Work to be completed – Find each line with the string "DECEMBER" and report it.

Data to use –
--

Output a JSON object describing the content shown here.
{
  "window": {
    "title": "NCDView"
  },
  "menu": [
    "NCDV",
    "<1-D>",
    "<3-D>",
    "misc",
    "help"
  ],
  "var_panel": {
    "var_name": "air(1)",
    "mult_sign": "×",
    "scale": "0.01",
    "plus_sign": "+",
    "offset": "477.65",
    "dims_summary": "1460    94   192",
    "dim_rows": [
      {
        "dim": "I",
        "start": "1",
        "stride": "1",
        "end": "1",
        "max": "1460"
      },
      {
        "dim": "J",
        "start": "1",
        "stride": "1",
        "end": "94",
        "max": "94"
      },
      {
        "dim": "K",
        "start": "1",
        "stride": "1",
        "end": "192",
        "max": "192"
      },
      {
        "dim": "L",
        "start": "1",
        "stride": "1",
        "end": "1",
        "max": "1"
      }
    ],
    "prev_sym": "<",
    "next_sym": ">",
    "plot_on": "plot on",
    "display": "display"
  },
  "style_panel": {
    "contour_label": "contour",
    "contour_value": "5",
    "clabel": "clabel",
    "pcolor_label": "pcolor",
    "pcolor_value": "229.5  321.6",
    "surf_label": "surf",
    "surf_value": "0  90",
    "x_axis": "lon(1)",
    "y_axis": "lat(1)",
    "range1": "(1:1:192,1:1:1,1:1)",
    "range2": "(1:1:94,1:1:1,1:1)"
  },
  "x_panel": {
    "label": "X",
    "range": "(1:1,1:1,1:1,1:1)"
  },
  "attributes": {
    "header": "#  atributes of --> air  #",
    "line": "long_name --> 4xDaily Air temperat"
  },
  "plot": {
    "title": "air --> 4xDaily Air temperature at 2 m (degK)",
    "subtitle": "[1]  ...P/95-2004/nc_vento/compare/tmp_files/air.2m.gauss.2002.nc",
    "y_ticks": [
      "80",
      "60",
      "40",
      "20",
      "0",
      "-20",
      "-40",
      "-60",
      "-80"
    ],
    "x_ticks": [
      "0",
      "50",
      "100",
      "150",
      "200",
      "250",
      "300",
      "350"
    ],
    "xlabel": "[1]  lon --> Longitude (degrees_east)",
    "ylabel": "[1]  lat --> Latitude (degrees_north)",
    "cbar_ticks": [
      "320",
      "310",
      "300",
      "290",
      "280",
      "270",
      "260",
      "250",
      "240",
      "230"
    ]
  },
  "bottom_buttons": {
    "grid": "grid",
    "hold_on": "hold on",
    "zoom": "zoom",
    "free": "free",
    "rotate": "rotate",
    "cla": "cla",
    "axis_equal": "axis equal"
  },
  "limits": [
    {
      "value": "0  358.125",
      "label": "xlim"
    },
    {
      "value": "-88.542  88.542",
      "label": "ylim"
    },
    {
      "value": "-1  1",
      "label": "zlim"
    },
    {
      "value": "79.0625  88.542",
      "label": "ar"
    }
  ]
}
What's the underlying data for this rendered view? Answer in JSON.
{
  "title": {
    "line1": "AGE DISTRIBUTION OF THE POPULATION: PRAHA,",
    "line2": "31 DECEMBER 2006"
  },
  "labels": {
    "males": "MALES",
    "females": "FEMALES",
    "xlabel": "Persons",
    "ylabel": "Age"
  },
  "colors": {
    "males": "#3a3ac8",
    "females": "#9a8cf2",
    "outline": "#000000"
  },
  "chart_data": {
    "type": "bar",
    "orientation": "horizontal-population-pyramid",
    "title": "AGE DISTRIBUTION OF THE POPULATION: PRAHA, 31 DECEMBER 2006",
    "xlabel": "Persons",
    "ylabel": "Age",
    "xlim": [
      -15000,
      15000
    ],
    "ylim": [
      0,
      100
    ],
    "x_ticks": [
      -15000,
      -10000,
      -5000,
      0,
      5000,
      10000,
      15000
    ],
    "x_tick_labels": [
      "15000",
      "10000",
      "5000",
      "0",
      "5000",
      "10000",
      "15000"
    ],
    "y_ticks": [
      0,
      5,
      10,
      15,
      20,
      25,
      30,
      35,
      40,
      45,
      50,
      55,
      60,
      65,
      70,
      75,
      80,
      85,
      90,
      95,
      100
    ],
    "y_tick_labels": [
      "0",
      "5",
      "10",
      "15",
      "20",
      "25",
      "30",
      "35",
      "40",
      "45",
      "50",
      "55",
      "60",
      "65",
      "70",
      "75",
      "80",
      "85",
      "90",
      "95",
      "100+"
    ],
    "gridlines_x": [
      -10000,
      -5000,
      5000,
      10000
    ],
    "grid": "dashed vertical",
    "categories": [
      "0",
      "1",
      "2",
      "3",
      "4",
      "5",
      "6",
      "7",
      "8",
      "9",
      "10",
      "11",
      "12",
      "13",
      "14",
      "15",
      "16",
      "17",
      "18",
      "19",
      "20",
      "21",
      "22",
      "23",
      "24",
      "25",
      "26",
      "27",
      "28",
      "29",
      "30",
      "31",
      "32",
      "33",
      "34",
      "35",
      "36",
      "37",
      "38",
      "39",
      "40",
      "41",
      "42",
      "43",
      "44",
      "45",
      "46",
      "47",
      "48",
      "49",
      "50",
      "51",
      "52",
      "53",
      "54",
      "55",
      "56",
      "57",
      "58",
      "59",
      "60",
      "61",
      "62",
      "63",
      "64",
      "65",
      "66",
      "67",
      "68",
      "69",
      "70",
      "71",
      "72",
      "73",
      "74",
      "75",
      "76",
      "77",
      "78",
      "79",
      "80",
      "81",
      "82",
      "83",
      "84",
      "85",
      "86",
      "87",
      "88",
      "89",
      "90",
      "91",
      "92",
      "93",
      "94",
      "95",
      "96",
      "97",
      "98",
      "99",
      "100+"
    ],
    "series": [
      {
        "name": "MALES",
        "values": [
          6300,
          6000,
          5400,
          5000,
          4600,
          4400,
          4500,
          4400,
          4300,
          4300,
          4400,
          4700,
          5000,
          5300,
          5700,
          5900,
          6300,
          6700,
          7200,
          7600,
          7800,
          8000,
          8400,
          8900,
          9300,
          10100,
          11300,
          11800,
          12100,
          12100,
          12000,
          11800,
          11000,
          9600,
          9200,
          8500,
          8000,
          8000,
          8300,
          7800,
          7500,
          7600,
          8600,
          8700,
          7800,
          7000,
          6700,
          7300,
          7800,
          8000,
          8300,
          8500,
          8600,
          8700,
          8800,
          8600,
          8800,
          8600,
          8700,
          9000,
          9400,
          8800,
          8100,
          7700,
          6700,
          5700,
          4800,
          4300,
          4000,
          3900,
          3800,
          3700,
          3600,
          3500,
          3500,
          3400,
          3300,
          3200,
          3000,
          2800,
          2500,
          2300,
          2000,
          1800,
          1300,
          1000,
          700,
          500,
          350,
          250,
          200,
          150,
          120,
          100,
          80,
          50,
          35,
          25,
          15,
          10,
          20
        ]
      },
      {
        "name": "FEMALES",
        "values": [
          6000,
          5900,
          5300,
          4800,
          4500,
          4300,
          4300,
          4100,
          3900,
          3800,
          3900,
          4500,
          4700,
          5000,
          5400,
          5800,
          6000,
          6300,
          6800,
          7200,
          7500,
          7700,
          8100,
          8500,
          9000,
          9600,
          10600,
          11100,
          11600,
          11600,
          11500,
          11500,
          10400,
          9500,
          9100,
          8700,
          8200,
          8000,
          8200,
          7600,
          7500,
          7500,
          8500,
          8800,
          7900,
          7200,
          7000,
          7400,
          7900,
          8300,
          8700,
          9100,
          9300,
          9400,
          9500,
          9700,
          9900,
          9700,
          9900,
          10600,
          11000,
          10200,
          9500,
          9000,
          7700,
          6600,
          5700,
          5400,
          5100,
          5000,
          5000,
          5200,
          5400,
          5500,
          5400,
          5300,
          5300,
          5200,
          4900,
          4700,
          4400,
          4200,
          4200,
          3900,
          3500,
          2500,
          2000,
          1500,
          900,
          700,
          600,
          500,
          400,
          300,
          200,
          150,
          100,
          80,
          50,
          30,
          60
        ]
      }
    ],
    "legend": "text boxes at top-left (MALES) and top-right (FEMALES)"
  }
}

--

Full solution –
    "line2": "31 DECEMBER 2006"
    "title": "AGE DISTRIBUTION OF THE POPULATION: PRAHA, 31 DECEMBER 2006",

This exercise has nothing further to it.